> [WRITTEN TASK]: Convert the material from its first line through the line containing "search-placeholder: Search <box>1341" into a JSON list of strings, one string per line, and leave out any blank lines.
---------------
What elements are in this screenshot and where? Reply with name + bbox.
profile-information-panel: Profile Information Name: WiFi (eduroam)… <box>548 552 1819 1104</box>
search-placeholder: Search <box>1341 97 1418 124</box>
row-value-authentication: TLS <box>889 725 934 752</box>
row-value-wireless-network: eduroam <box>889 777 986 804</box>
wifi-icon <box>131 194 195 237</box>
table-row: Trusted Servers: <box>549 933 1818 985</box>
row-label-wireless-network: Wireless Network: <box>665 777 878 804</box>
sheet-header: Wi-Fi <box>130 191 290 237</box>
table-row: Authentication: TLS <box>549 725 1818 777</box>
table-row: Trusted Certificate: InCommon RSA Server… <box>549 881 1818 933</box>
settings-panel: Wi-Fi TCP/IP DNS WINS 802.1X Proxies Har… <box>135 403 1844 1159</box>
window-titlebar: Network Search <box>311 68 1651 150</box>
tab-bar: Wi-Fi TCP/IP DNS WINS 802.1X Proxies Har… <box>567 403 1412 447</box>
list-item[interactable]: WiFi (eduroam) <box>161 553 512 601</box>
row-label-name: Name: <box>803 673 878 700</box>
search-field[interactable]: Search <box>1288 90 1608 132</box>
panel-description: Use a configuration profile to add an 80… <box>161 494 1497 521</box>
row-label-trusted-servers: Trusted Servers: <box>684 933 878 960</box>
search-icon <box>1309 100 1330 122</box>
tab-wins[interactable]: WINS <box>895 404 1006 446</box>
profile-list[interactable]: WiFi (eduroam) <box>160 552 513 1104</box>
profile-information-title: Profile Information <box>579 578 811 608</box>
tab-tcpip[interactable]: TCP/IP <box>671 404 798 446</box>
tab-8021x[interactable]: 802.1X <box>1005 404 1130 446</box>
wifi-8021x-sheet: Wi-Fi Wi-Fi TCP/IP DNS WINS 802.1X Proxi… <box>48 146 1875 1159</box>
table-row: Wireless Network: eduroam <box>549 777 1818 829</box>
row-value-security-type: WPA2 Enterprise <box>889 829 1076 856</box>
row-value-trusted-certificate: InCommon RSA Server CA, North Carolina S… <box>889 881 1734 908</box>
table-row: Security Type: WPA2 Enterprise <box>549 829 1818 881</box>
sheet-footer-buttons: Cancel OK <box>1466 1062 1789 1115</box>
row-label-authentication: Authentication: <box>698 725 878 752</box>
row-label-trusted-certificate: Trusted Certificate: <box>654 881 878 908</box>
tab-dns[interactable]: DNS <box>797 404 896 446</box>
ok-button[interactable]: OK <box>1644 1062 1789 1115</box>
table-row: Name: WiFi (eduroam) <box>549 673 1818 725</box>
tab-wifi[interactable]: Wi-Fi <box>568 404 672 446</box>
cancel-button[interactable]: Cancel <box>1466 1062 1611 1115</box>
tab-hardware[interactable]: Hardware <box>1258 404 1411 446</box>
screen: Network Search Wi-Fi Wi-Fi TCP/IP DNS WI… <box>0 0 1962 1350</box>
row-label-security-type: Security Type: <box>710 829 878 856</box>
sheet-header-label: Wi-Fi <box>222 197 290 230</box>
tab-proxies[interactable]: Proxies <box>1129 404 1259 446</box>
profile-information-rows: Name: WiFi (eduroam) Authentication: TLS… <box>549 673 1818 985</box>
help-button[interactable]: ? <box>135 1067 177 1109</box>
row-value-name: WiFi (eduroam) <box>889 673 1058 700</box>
---------------
> [WRITTEN ANSWER]:
[
  "What elements are in this screenshot and where? Reply with name + bbox.",
  "profile-information-panel: Profile Information Name: WiFi (eduroam)… <box>548 552 1819 1104</box>",
  "search-placeholder: Search <box>1341 97 1418 124</box>"
]